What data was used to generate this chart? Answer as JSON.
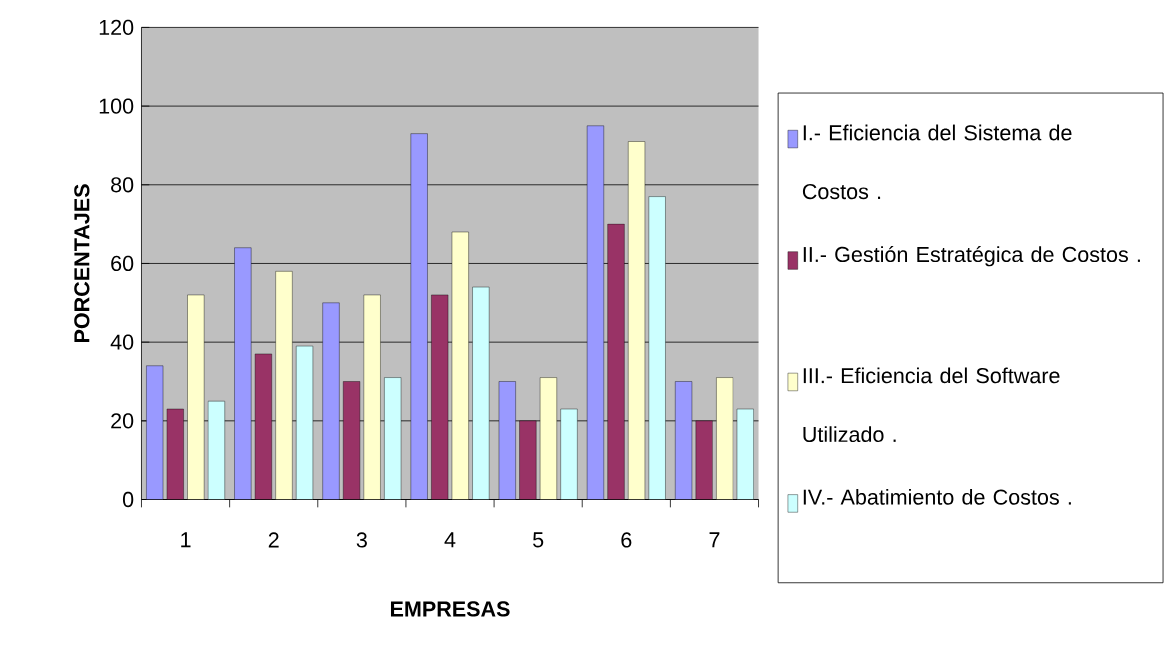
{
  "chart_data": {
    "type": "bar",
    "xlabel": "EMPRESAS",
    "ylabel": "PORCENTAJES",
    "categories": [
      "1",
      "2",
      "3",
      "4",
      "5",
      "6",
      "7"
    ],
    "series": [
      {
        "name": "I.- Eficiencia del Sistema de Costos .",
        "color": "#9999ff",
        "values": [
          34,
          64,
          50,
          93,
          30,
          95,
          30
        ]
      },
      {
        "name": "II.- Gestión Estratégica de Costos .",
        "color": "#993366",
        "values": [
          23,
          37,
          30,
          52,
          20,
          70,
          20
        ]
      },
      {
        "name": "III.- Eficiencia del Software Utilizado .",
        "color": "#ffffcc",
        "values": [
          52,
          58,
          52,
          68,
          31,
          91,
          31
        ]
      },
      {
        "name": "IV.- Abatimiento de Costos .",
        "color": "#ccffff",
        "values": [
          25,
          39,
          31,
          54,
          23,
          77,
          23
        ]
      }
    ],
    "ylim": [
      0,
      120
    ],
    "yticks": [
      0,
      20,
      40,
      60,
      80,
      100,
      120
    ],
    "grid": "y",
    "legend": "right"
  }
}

++++

● **AIM OF THE EXERCISE**
Please transcribe the material above exactly as written. Leave the pictures out.

● **COMPLETE OUTPUT**
What data was used to generate this chart? Answer as JSON.
{
  "chart_data": {
    "type": "bar",
    "xlabel": "EMPRESAS",
    "ylabel": "PORCENTAJES",
    "categories": [
      "1",
      "2",
      "3",
      "4",
      "5",
      "6",
      "7"
    ],
    "series": [
      {
        "name": "I.- Eficiencia del Sistema de Costos .",
        "color": "#9999ff",
        "values": [
          34,
          64,
          50,
          93,
          30,
          95,
          30
        ]
      },
      {
        "name": "II.- Gestión Estratégica de Costos .",
        "color": "#993366",
        "values": [
          23,
          37,
          30,
          52,
          20,
          70,
          20
        ]
      },
      {
        "name": "III.- Eficiencia del Software Utilizado .",
        "color": "#ffffcc",
        "values": [
          52,
          58,
          52,
          68,
          31,
          91,
          31
        ]
      },
      {
        "name": "IV.- Abatimiento de Costos .",
        "color": "#ccffff",
        "values": [
          25,
          39,
          31,
          54,
          23,
          77,
          23
        ]
      }
    ],
    "ylim": [
      0,
      120
    ],
    "yticks": [
      0,
      20,
      40,
      60,
      80,
      100,
      120
    ],
    "grid": "y",
    "legend": "right"
  }
}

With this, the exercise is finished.